··· Record excerpts ···
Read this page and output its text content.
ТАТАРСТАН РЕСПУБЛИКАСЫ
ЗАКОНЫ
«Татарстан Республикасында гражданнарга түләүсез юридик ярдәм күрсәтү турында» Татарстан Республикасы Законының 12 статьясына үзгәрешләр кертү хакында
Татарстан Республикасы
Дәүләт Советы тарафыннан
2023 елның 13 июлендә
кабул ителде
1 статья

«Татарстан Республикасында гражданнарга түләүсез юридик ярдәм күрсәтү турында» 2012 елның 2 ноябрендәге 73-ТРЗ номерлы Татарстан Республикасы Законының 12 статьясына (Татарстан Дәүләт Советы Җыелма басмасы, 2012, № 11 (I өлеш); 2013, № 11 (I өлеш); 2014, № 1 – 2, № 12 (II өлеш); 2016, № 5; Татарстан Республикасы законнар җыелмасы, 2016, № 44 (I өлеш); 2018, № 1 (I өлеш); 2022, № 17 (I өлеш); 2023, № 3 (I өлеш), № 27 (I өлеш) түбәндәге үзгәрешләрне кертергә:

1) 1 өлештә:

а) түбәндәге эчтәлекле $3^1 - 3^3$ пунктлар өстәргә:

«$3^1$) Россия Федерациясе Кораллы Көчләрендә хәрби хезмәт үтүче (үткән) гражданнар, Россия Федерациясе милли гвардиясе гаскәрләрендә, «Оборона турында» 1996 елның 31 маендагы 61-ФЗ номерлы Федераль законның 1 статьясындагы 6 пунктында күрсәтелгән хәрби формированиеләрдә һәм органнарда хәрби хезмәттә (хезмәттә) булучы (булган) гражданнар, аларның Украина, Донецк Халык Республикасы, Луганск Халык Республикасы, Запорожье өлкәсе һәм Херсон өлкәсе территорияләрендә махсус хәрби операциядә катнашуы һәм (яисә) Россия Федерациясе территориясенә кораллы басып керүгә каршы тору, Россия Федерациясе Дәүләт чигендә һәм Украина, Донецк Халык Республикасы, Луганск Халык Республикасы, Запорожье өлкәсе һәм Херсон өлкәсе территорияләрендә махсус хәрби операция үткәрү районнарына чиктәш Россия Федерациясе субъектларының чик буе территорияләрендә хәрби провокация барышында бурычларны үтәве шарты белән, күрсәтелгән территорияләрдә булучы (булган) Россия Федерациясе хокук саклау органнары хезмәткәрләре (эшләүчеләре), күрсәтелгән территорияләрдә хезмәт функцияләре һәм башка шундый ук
···
Task =>
Retype the listing exactly, in full.

Written answer =>
Read this page and output its text content.
ТАТАРСТАН РЕСПУБЛИКАСЫ
ЗАКОНЫ
«Татарстан Республикасында гражданнарга түләүсез юридик ярдәм күрсәтү турында» Татарстан Республикасы Законының 12 статьясына үзгәрешләр кертү хакында
Татарстан Республикасы
Дәүләт Советы тарафыннан
2023 елның 13 июлендә
кабул ителде
1 статья

«Татарстан Республикасында гражданнарга түләүсез юридик ярдәм күрсәтү турында» 2012 елның 2 ноябрендәге 73-ТРЗ номерлы Татарстан Республикасы Законының 12 статьясына (Татарстан Дәүләт Советы Җыелма басмасы, 2012, № 11 (I өлеш); 2013, № 11 (I өлеш); 2014, № 1 – 2, № 12 (II өлеш); 2016, № 5; Татарстан Республикасы законнар җыелмасы, 2016, № 44 (I өлеш); 2018, № 1 (I өлеш); 2022, № 17 (I өлеш); 2023, № 3 (I өлеш), № 27 (I өлеш) түбәндәге үзгәрешләрне кертергә:

1) 1 өлештә:

а) түбәндәге эчтәлекле $3^1 - 3^3$ пунктлар өстәргә:

«$3^1$) Россия Федерациясе Кораллы Көчләрендә хәрби хезмәт үтүче (үткән) гражданнар, Россия Федерациясе милли гвардиясе гаскәрләрендә, «Оборона турында» 1996 елның 31 маендагы 61-ФЗ номерлы Федераль законның 1 статьясындагы 6 пунктында күрсәтелгән хәрби формированиеләрдә һәм органнарда хәрби хезмәттә (хезмәттә) булучы (булган) гражданнар, аларның Украина, Донецк Халык Республикасы, Луганск Халык Республикасы, Запорожье өлкәсе һәм Херсон өлкәсе территорияләрендә махсус хәрби операциядә катнашуы һәм (яисә) Россия Федерациясе территориясенә кораллы басып керүгә каршы тору, Россия Федерациясе Дәүләт чигендә һәм Украина, Донецк Халык Республикасы, Луганск Халык Республикасы, Запорожье өлкәсе һәм Херсон өлкәсе территорияләрендә махсус хәрби операция үткәрү районнарына чиктәш Россия Федерациясе субъектларының чик буе территорияләрендә хәрби провокация барышында бурычларны үтәве шарты белән, күрсәтелгән территорияләрдә булучы (булган) Россия Федерациясе хокук саклау органнары хезмәткәрләре (эшләүчеләре), күрсәтелгән территорияләрдә хезмәт функцияләре һәм башка шундый ук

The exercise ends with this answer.